• _Task instructions_
Which lines hold the word "color"? Copy each one.

[begin Listing]

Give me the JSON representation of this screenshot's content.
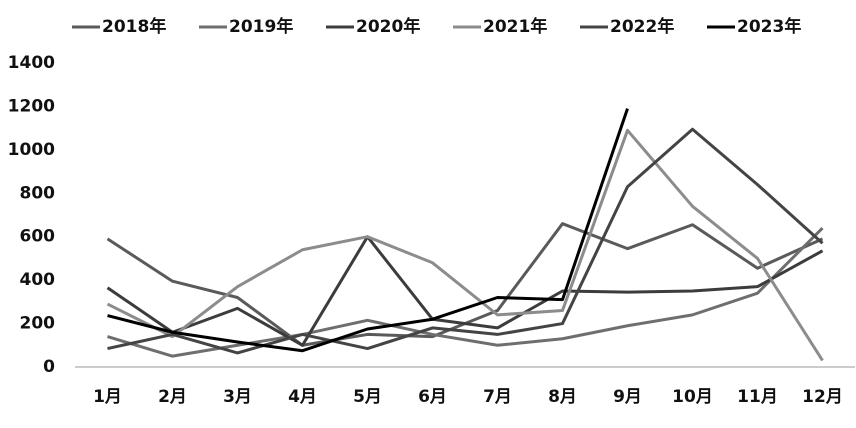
{
  "chart_data": {
    "type": "line",
    "categories": [
      "1月",
      "2月",
      "3月",
      "4月",
      "5月",
      "6月",
      "7月",
      "8月",
      "9月",
      "10月",
      "11月",
      "12月"
    ],
    "series": [
      {
        "name": "2018年",
        "color": "#5a5a5a",
        "values": [
          590,
          395,
          320,
          100,
          150,
          140,
          260,
          660,
          545,
          655,
          455,
          590
        ]
      },
      {
        "name": "2019年",
        "color": "#6e6e6e",
        "values": [
          140,
          50,
          100,
          150,
          215,
          150,
          100,
          130,
          190,
          240,
          340,
          640
        ]
      },
      {
        "name": "2020年",
        "color": "#3c3c3c",
        "values": [
          365,
          160,
          270,
          100,
          600,
          220,
          180,
          350,
          345,
          350,
          370,
          535
        ]
      },
      {
        "name": "2021年",
        "color": "#8c8c8c",
        "values": [
          290,
          140,
          370,
          540,
          600,
          480,
          240,
          260,
          1090,
          740,
          500,
          30
        ]
      },
      {
        "name": "2022年",
        "color": "#444444",
        "values": [
          85,
          150,
          65,
          150,
          85,
          180,
          150,
          200,
          830,
          1095,
          840,
          570
        ]
      },
      {
        "name": "2023年",
        "color": "#000000",
        "values": [
          237,
          160,
          115,
          75,
          175,
          220,
          320,
          310,
          1190,
          null,
          null,
          null
        ]
      }
    ],
    "ylim": [
      0,
      1400
    ],
    "yticks": [
      0,
      200,
      400,
      600,
      800,
      1000,
      1200,
      1400
    ],
    "legend": "top",
    "grid": false
  }
}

[end Listing]

• _Answer to the task_
        "color": "#5a5a5a",
        "color": "#6e6e6e",
        "color": "#3c3c3c",
        "color": "#8c8c8c",
        "color": "#444444",
        "color": "#000000",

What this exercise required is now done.